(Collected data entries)
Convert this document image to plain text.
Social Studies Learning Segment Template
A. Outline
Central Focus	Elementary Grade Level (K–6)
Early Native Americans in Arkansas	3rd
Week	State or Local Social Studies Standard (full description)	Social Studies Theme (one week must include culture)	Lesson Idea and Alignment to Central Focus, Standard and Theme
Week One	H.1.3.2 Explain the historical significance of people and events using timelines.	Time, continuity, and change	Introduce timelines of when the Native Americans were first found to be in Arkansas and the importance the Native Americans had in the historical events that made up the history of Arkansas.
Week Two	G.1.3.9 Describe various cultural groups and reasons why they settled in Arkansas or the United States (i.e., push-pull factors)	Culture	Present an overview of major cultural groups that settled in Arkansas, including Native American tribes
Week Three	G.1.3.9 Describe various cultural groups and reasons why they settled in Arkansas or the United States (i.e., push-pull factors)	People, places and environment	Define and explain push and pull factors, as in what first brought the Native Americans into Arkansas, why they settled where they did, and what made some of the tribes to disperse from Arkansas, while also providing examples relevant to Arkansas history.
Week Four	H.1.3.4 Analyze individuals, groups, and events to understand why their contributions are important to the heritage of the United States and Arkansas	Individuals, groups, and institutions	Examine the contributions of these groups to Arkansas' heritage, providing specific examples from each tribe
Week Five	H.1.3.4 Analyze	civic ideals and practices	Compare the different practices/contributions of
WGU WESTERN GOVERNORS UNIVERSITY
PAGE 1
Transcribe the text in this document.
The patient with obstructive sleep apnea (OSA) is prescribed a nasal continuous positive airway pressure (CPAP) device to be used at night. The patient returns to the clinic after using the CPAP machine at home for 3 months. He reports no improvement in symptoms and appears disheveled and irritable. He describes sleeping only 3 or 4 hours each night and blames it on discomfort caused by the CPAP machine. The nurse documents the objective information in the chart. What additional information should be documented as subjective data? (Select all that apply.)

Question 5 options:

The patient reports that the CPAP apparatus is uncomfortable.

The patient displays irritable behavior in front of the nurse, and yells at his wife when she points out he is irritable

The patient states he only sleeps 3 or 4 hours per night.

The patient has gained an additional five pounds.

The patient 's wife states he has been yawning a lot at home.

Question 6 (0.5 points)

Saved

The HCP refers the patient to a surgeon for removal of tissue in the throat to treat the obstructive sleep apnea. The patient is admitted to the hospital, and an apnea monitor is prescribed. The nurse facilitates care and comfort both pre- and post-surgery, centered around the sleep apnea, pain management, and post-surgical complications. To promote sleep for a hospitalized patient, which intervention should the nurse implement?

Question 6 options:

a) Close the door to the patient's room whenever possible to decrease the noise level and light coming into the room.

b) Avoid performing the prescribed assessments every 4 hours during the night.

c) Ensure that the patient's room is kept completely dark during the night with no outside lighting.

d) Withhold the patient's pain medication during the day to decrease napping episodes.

...

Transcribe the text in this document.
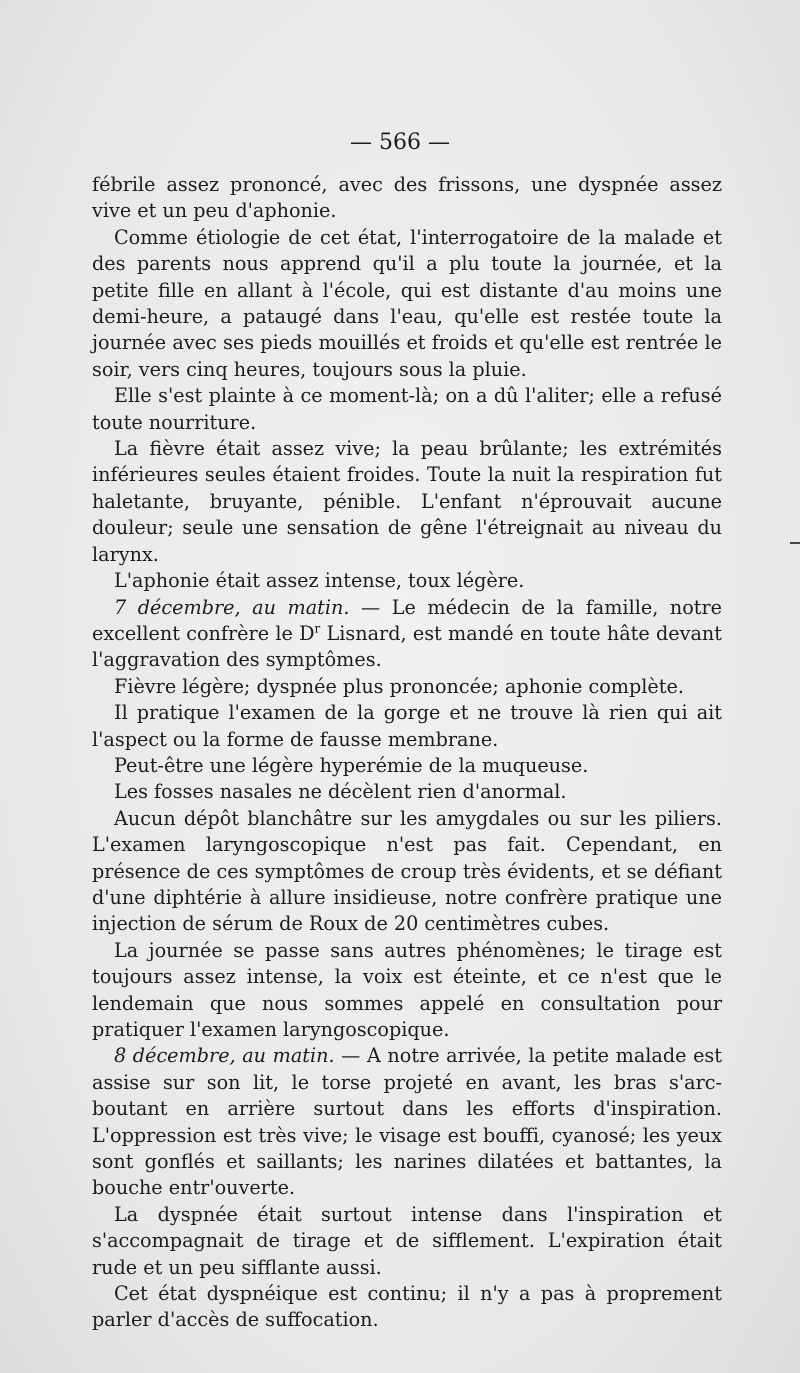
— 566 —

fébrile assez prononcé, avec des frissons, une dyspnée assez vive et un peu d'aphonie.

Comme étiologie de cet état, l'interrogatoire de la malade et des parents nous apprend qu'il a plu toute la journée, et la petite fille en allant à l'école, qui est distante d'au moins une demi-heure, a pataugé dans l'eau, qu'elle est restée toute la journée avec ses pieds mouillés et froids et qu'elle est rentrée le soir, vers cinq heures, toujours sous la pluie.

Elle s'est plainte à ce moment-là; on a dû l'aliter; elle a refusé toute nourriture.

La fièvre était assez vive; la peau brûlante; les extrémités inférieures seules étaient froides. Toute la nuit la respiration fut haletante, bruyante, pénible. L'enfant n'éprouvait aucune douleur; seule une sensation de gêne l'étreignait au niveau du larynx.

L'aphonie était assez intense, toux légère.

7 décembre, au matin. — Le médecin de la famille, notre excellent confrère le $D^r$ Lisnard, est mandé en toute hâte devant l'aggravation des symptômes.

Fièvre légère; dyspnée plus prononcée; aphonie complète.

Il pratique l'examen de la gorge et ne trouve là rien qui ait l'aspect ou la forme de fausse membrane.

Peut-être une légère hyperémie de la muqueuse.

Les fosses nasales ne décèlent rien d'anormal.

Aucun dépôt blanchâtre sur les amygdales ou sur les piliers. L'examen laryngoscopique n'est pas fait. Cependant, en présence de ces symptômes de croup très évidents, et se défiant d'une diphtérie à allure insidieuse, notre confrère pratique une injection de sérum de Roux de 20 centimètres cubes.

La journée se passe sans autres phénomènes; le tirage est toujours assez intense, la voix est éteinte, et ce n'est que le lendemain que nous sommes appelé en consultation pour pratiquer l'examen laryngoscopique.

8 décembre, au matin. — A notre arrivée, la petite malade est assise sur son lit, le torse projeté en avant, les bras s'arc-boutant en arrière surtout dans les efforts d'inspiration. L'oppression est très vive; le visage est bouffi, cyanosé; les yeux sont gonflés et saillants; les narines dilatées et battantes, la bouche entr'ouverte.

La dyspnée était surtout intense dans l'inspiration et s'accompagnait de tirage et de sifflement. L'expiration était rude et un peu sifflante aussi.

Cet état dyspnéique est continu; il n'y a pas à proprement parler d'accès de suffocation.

* * *

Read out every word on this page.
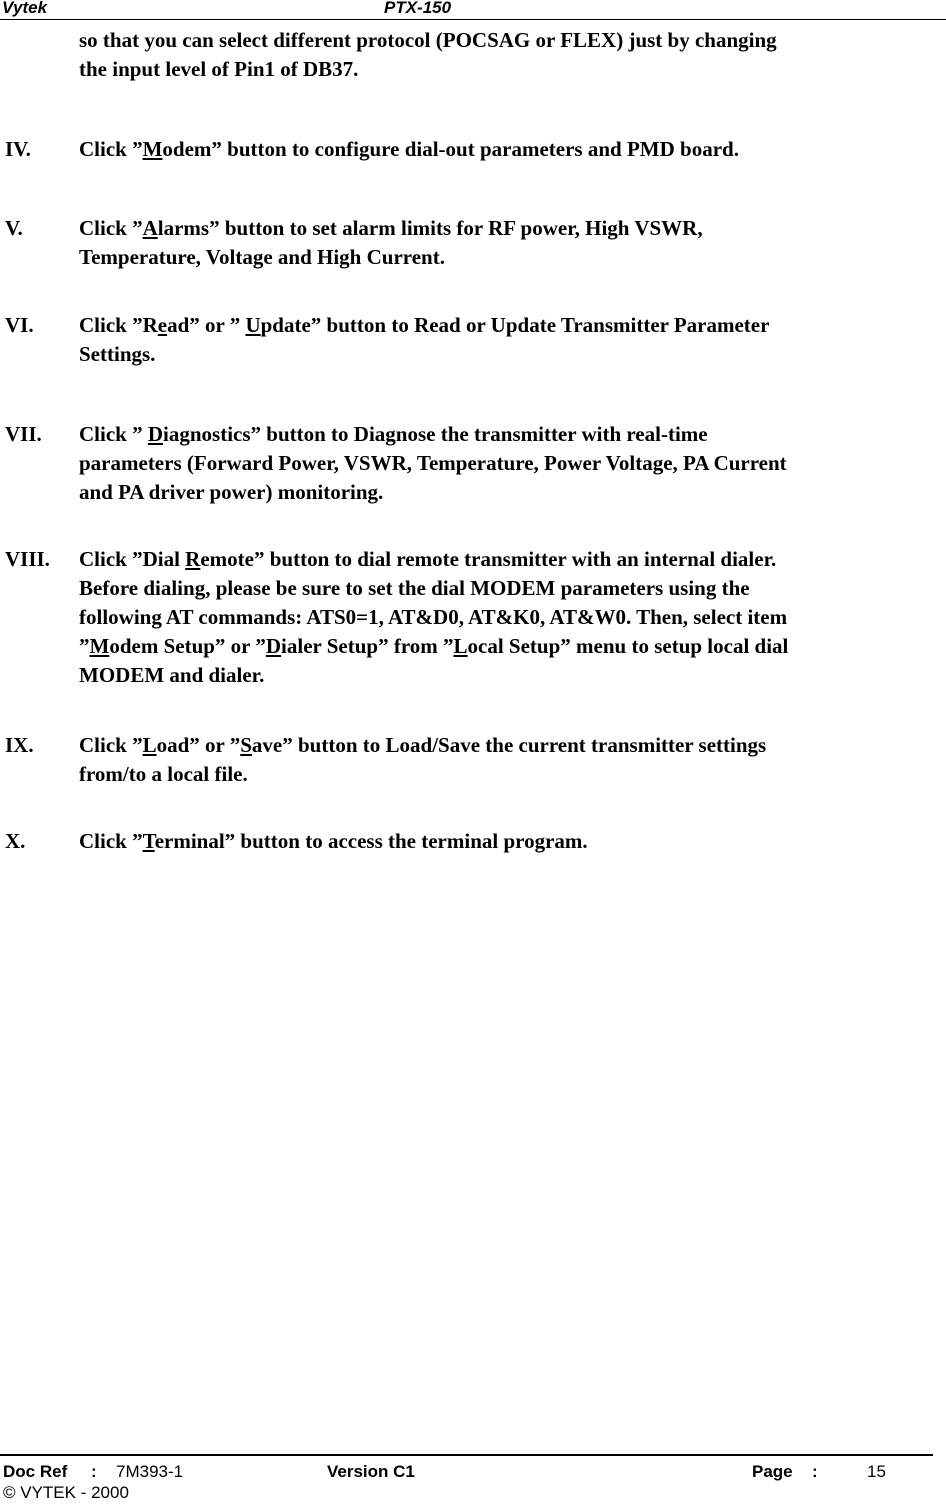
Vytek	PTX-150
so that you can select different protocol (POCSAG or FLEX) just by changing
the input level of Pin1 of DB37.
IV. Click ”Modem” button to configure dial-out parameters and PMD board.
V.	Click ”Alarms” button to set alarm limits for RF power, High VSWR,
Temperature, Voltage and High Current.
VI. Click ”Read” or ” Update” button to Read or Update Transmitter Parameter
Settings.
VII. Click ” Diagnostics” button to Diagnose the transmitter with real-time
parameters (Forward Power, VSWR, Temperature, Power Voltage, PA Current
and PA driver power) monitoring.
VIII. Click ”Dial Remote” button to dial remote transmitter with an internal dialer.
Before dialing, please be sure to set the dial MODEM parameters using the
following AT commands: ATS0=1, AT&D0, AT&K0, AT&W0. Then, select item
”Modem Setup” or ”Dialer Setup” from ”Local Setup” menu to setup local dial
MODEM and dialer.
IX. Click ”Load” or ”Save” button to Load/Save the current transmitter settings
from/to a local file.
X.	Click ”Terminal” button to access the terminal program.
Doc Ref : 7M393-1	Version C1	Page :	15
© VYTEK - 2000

**STATED PROBLEM**
State how many lines of the data include the word "this", with nothing else.

**TASK RESPONSE**
4